## SOURCE MATERIAL
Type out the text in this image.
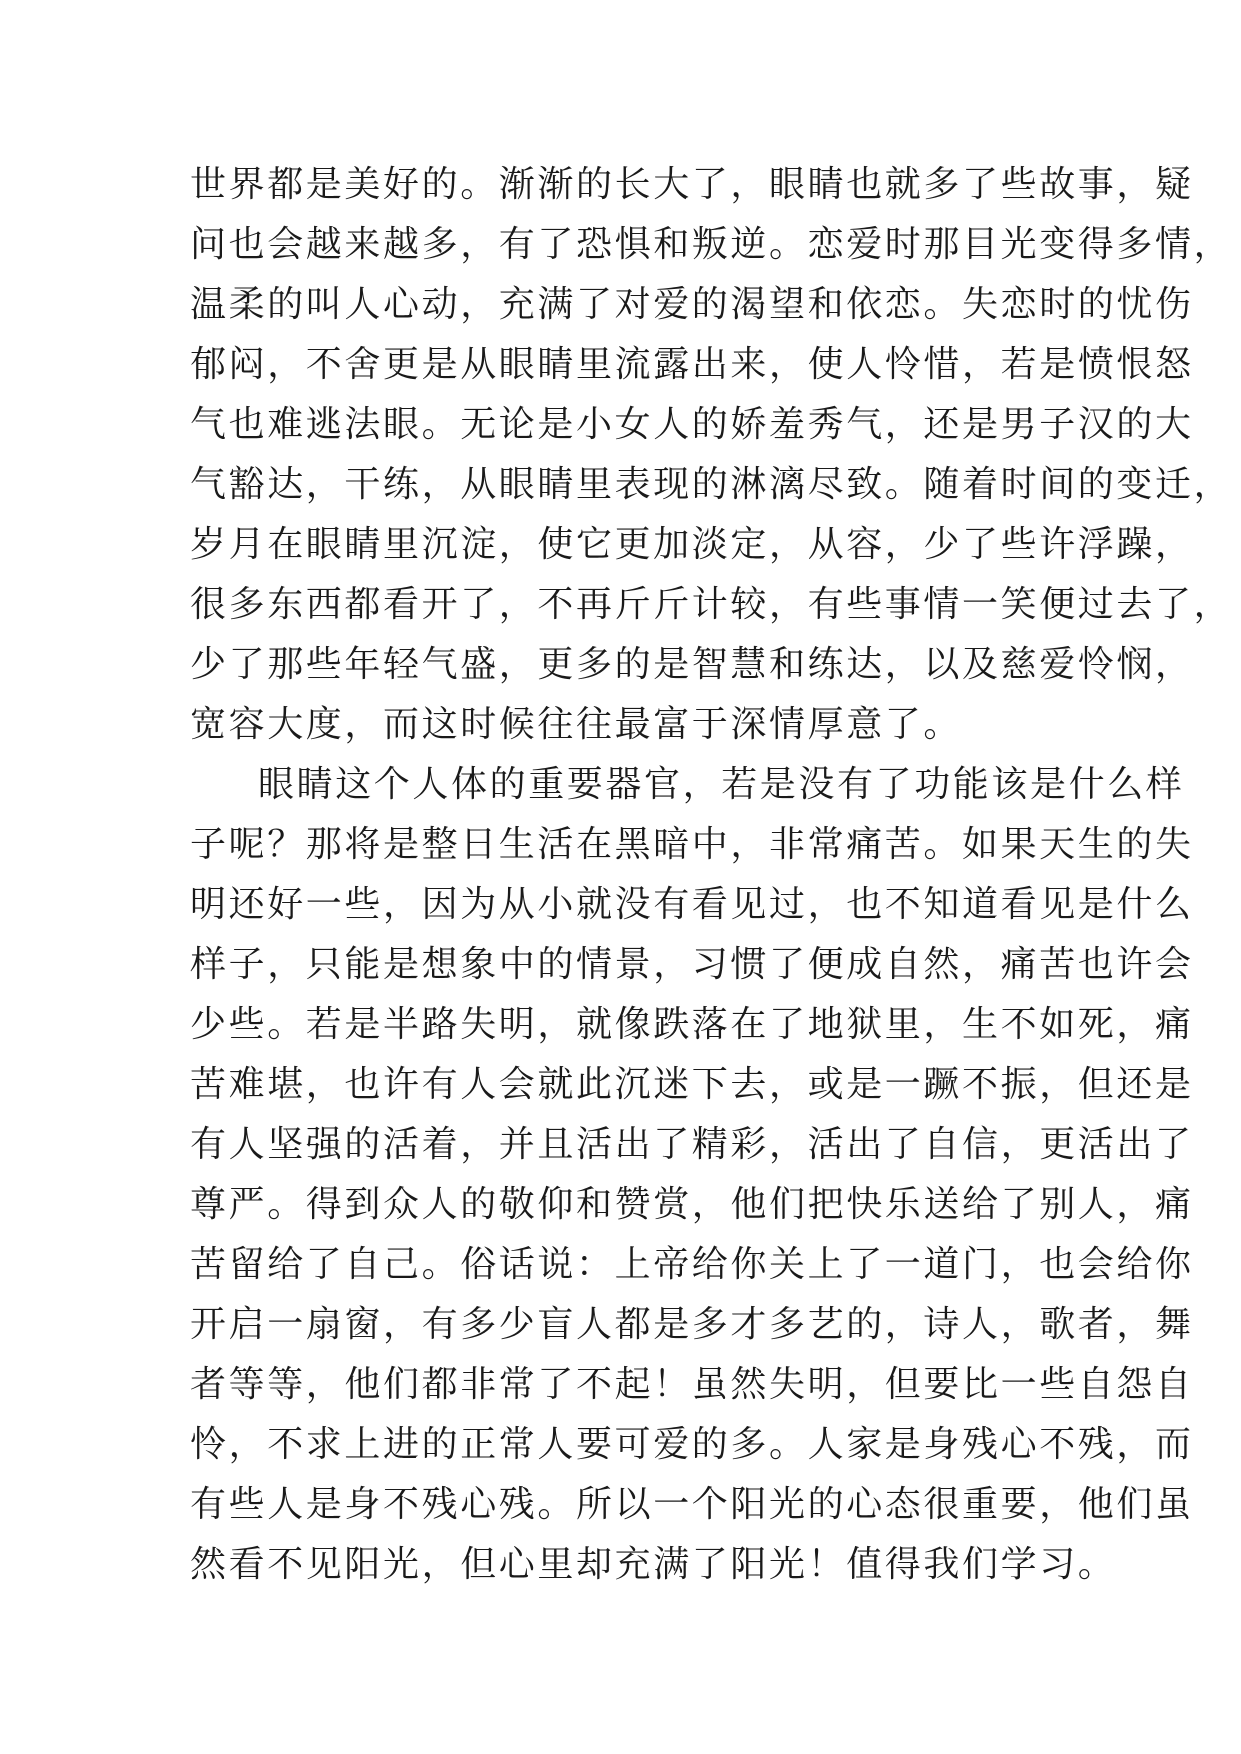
世界都是美好的。渐渐的长大了，眼睛也就多了些故事，疑
问也会越来越多，有了恐惧和叛逆。恋爱时那目光变得多情，
温柔的叫人心动，充满了对爱的渴望和依恋。失恋时的忧伤
郁闷，不舍更是从眼睛里流露出来，使人怜惜，若是愤恨怒
气也难逃法眼。无论是小女人的娇羞秀气，还是男子汉的大
气豁达，干练，从眼睛里表现的淋漓尽致。随着时间的变迁，
岁月在眼睛里沉淀，使它更加淡定，从容，少了些许浮躁，
很多东西都看开了，不再斤斤计较，有些事情一笑便过去了，
少了那些年轻气盛，更多的是智慧和练达，以及慈爱怜悯，
宽容大度，而这时候往往最富于深情厚意了。
眼睛这个人体的重要器官，若是没有了功能该是什么样
子呢？那将是整日生活在黑暗中，非常痛苦。如果天生的失
明还好一些，因为从小就没有看见过，也不知道看见是什么
样子，只能是想象中的情景，习惯了便成自然，痛苦也许会
少些。若是半路失明，就像跌落在了地狱里，生不如死，痛
苦难堪，也许有人会就此沉迷下去，或是一蹶不振，但还是
有人坚强的活着，并且活出了精彩，活出了自信，更活出了
尊严。得到众人的敬仰和赞赏，他们把快乐送给了别人，痛
苦留给了自己。俗话说：上帝给你关上了一道门，也会给你
开启一扇窗，有多少盲人都是多才多艺的，诗人，歌者，舞
者等等，他们都非常了不起！虽然失明，但要比一些自怨自
怜，不求上进的正常人要可爱的多。人家是身残心不残，而
有些人是身不残心残。所以一个阳光的心态很重要，他们虽
然看不见阳光，但心里却充满了阳光！值得我们学习。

## TASK INSTRUCTIONS
Write out the whole listing again, exactly, with no pictures.

## WRITTEN SOLUTION
Type out the text in this image.
世界都是美好的。渐渐的长大了，眼睛也就多了些故事，疑
问也会越来越多，有了恐惧和叛逆。恋爱时那目光变得多情，
温柔的叫人心动，充满了对爱的渴望和依恋。失恋时的忧伤
郁闷，不舍更是从眼睛里流露出来，使人怜惜，若是愤恨怒
气也难逃法眼。无论是小女人的娇羞秀气，还是男子汉的大
气豁达，干练，从眼睛里表现的淋漓尽致。随着时间的变迁，
岁月在眼睛里沉淀，使它更加淡定，从容，少了些许浮躁，
很多东西都看开了，不再斤斤计较，有些事情一笑便过去了，
少了那些年轻气盛，更多的是智慧和练达，以及慈爱怜悯，
宽容大度，而这时候往往最富于深情厚意了。
眼睛这个人体的重要器官，若是没有了功能该是什么样
子呢？那将是整日生活在黑暗中，非常痛苦。如果天生的失
明还好一些，因为从小就没有看见过，也不知道看见是什么
样子，只能是想象中的情景，习惯了便成自然，痛苦也许会
少些。若是半路失明，就像跌落在了地狱里，生不如死，痛
苦难堪，也许有人会就此沉迷下去，或是一蹶不振，但还是
有人坚强的活着，并且活出了精彩，活出了自信，更活出了
尊严。得到众人的敬仰和赞赏，他们把快乐送给了别人，痛
苦留给了自己。俗话说：上帝给你关上了一道门，也会给你
开启一扇窗，有多少盲人都是多才多艺的，诗人，歌者，舞
者等等，他们都非常了不起！虽然失明，但要比一些自怨自
怜，不求上进的正常人要可爱的多。人家是身残心不残，而
有些人是身不残心残。所以一个阳光的心态很重要，他们虽
然看不见阳光，但心里却充满了阳光！值得我们学习。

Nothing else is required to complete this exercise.